> _Task directions_
Print all entries word for word.

++++

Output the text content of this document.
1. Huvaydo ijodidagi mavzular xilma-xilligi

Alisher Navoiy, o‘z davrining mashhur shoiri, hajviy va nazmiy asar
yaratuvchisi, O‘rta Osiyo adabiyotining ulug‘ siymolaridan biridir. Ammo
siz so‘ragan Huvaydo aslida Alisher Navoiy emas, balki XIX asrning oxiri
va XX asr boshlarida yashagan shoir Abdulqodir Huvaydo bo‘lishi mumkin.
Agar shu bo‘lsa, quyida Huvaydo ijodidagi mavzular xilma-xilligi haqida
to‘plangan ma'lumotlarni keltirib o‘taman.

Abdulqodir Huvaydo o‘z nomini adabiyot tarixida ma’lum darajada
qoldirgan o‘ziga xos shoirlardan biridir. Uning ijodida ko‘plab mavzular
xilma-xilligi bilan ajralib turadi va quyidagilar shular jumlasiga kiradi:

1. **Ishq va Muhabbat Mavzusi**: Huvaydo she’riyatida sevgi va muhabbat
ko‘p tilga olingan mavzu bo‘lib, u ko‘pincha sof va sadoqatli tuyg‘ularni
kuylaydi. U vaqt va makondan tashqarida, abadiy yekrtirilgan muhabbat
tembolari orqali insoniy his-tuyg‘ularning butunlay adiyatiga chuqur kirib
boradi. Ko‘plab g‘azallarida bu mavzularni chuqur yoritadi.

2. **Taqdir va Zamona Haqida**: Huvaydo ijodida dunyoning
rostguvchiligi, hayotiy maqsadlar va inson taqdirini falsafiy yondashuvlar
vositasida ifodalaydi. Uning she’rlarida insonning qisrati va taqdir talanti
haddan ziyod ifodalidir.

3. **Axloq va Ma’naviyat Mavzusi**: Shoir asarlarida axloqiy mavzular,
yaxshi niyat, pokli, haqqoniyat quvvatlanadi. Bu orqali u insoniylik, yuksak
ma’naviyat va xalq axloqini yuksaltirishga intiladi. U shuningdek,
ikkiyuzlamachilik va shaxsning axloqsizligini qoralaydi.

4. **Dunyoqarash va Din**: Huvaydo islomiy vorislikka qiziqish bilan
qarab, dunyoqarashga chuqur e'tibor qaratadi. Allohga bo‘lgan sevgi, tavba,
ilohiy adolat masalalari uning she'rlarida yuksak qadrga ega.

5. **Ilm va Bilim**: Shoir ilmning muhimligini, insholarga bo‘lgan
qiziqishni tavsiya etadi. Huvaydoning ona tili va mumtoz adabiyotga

++++

> _Complete response_
Output the text content of this document.
1. Huvaydo ijodidagi mavzular xilma-xilligi

Alisher Navoiy, o‘z davrining mashhur shoiri, hajviy va nazmiy asar
yaratuvchisi, O‘rta Osiyo adabiyotining ulug‘ siymolaridan biridir. Ammo
siz so‘ragan Huvaydo aslida Alisher Navoiy emas, balki XIX asrning oxiri
va XX asr boshlarida yashagan shoir Abdulqodir Huvaydo bo‘lishi mumkin.
Agar shu bo‘lsa, quyida Huvaydo ijodidagi mavzular xilma-xilligi haqida
to‘plangan ma'lumotlarni keltirib o‘taman.

Abdulqodir Huvaydo o‘z nomini adabiyot tarixida ma’lum darajada
qoldirgan o‘ziga xos shoirlardan biridir. Uning ijodida ko‘plab mavzular
xilma-xilligi bilan ajralib turadi va quyidagilar shular jumlasiga kiradi:

1. **Ishq va Muhabbat Mavzusi**: Huvaydo she’riyatida sevgi va muhabbat
ko‘p tilga olingan mavzu bo‘lib, u ko‘pincha sof va sadoqatli tuyg‘ularni
kuylaydi. U vaqt va makondan tashqarida, abadiy yekrtirilgan muhabbat
tembolari orqali insoniy his-tuyg‘ularning butunlay adiyatiga chuqur kirib
boradi. Ko‘plab g‘azallarida bu mavzularni chuqur yoritadi.

2. **Taqdir va Zamona Haqida**: Huvaydo ijodida dunyoning
rostguvchiligi, hayotiy maqsadlar va inson taqdirini falsafiy yondashuvlar
vositasida ifodalaydi. Uning she’rlarida insonning qisrati va taqdir talanti
haddan ziyod ifodalidir.

3. **Axloq va Ma’naviyat Mavzusi**: Shoir asarlarida axloqiy mavzular,
yaxshi niyat, pokli, haqqoniyat quvvatlanadi. Bu orqali u insoniylik, yuksak
ma’naviyat va xalq axloqini yuksaltirishga intiladi. U shuningdek,
ikkiyuzlamachilik va shaxsning axloqsizligini qoralaydi.

4. **Dunyoqarash va Din**: Huvaydo islomiy vorislikka qiziqish bilan
qarab, dunyoqarashga chuqur e'tibor qaratadi. Allohga bo‘lgan sevgi, tavba,
ilohiy adolat masalalari uning she'rlarida yuksak qadrga ega.

5. **Ilm va Bilim**: Shoir ilmning muhimligini, insholarga bo‘lgan
qiziqishni tavsiya etadi. Huvaydoning ona tili va mumtoz adabiyotga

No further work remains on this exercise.